• Required work:
Write out the entries below once more, exactly, with the pictures left out.

--- Begin Listed records ---

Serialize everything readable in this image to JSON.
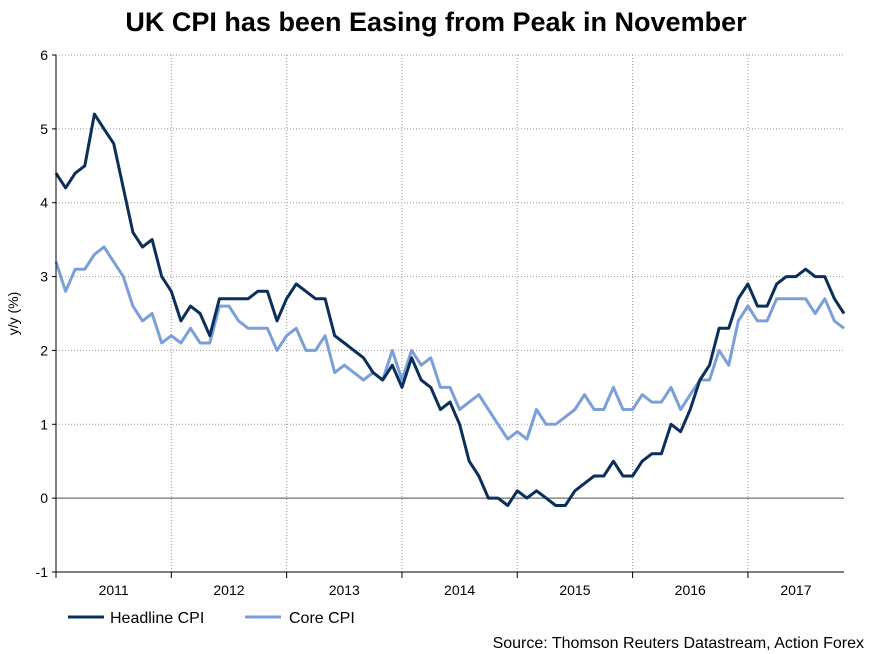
{
  "chart_data": {
    "type": "line",
    "title": "UK CPI has been Easing from Peak in November",
    "ylabel": "y/y (%)",
    "xlabel": "",
    "ylim": [
      -1,
      6
    ],
    "yticks": [
      "-1",
      "0",
      "1",
      "2",
      "3",
      "4",
      "5",
      "6"
    ],
    "ytick_values": [
      -1,
      0,
      1,
      2,
      3,
      4,
      5,
      6
    ],
    "x_start": "2011-01",
    "x_end": "2017-11",
    "year_labels": [
      "2011",
      "2012",
      "2013",
      "2014",
      "2015",
      "2016",
      "2017"
    ],
    "grid": true,
    "zero_line": true,
    "series": [
      {
        "name": "Headline CPI",
        "color": "#0a2f5c",
        "values": [
          4.4,
          4.2,
          4.4,
          4.5,
          5.2,
          5.0,
          4.8,
          4.2,
          3.6,
          3.4,
          3.5,
          3.0,
          2.8,
          2.4,
          2.6,
          2.5,
          2.2,
          2.7,
          2.7,
          2.7,
          2.7,
          2.8,
          2.8,
          2.4,
          2.7,
          2.9,
          2.8,
          2.7,
          2.7,
          2.2,
          2.1,
          2.0,
          1.9,
          1.7,
          1.6,
          1.8,
          1.5,
          1.9,
          1.6,
          1.5,
          1.2,
          1.3,
          1.0,
          0.5,
          0.3,
          0.0,
          0.0,
          -0.1,
          0.1,
          0.0,
          0.1,
          0.0,
          -0.1,
          -0.1,
          0.1,
          0.2,
          0.3,
          0.3,
          0.5,
          0.3,
          0.3,
          0.5,
          0.6,
          0.6,
          1.0,
          0.9,
          1.2,
          1.6,
          1.8,
          2.3,
          2.3,
          2.7,
          2.9,
          2.6,
          2.6,
          2.9,
          3.0,
          3.0,
          3.1,
          3.0,
          3.0,
          2.7,
          2.5
        ]
      },
      {
        "name": "Core CPI",
        "color": "#7b9fd8",
        "values": [
          3.2,
          2.8,
          3.1,
          3.1,
          3.3,
          3.4,
          3.2,
          3.0,
          2.6,
          2.4,
          2.5,
          2.1,
          2.2,
          2.1,
          2.3,
          2.1,
          2.1,
          2.6,
          2.6,
          2.4,
          2.3,
          2.3,
          2.3,
          2.0,
          2.2,
          2.3,
          2.0,
          2.0,
          2.2,
          1.7,
          1.8,
          1.7,
          1.6,
          1.7,
          1.6,
          2.0,
          1.6,
          2.0,
          1.8,
          1.9,
          1.5,
          1.5,
          1.2,
          1.3,
          1.4,
          1.2,
          1.0,
          0.8,
          0.9,
          0.8,
          1.2,
          1.0,
          1.0,
          1.1,
          1.2,
          1.4,
          1.2,
          1.2,
          1.5,
          1.2,
          1.2,
          1.4,
          1.3,
          1.3,
          1.5,
          1.2,
          1.4,
          1.6,
          1.6,
          2.0,
          1.8,
          2.4,
          2.6,
          2.4,
          2.4,
          2.7,
          2.7,
          2.7,
          2.7,
          2.5,
          2.7,
          2.4,
          2.3
        ]
      }
    ],
    "legend": [
      "Headline CPI",
      "Core CPI"
    ],
    "legend_position": "bottom-left",
    "source": "Source: Thomson Reuters Datastream, Action Forex"
  }
}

--- End Listed records ---

• Answer to this task:
Serialize everything readable in this image to JSON.
{
  "chart_data": {
    "type": "line",
    "title": "UK CPI has been Easing from Peak in November",
    "ylabel": "y/y (%)",
    "xlabel": "",
    "ylim": [
      -1,
      6
    ],
    "yticks": [
      "-1",
      "0",
      "1",
      "2",
      "3",
      "4",
      "5",
      "6"
    ],
    "ytick_values": [
      -1,
      0,
      1,
      2,
      3,
      4,
      5,
      6
    ],
    "x_start": "2011-01",
    "x_end": "2017-11",
    "year_labels": [
      "2011",
      "2012",
      "2013",
      "2014",
      "2015",
      "2016",
      "2017"
    ],
    "grid": true,
    "zero_line": true,
    "series": [
      {
        "name": "Headline CPI",
        "color": "#0a2f5c",
        "values": [
          4.4,
          4.2,
          4.4,
          4.5,
          5.2,
          5.0,
          4.8,
          4.2,
          3.6,
          3.4,
          3.5,
          3.0,
          2.8,
          2.4,
          2.6,
          2.5,
          2.2,
          2.7,
          2.7,
          2.7,
          2.7,
          2.8,
          2.8,
          2.4,
          2.7,
          2.9,
          2.8,
          2.7,
          2.7,
          2.2,
          2.1,
          2.0,
          1.9,
          1.7,
          1.6,
          1.8,
          1.5,
          1.9,
          1.6,
          1.5,
          1.2,
          1.3,
          1.0,
          0.5,
          0.3,
          0.0,
          0.0,
          -0.1,
          0.1,
          0.0,
          0.1,
          0.0,
          -0.1,
          -0.1,
          0.1,
          0.2,
          0.3,
          0.3,
          0.5,
          0.3,
          0.3,
          0.5,
          0.6,
          0.6,
          1.0,
          0.9,
          1.2,
          1.6,
          1.8,
          2.3,
          2.3,
          2.7,
          2.9,
          2.6,
          2.6,
          2.9,
          3.0,
          3.0,
          3.1,
          3.0,
          3.0,
          2.7,
          2.5
        ]
      },
      {
        "name": "Core CPI",
        "color": "#7b9fd8",
        "values": [
          3.2,
          2.8,
          3.1,
          3.1,
          3.3,
          3.4,
          3.2,
          3.0,
          2.6,
          2.4,
          2.5,
          2.1,
          2.2,
          2.1,
          2.3,
          2.1,
          2.1,
          2.6,
          2.6,
          2.4,
          2.3,
          2.3,
          2.3,
          2.0,
          2.2,
          2.3,
          2.0,
          2.0,
          2.2,
          1.7,
          1.8,
          1.7,
          1.6,
          1.7,
          1.6,
          2.0,
          1.6,
          2.0,
          1.8,
          1.9,
          1.5,
          1.5,
          1.2,
          1.3,
          1.4,
          1.2,
          1.0,
          0.8,
          0.9,
          0.8,
          1.2,
          1.0,
          1.0,
          1.1,
          1.2,
          1.4,
          1.2,
          1.2,
          1.5,
          1.2,
          1.2,
          1.4,
          1.3,
          1.3,
          1.5,
          1.2,
          1.4,
          1.6,
          1.6,
          2.0,
          1.8,
          2.4,
          2.6,
          2.4,
          2.4,
          2.7,
          2.7,
          2.7,
          2.7,
          2.5,
          2.7,
          2.4,
          2.3
        ]
      }
    ],
    "legend": [
      "Headline CPI",
      "Core CPI"
    ],
    "legend_position": "bottom-left",
    "source": "Source: Thomson Reuters Datastream, Action Forex"
  }
}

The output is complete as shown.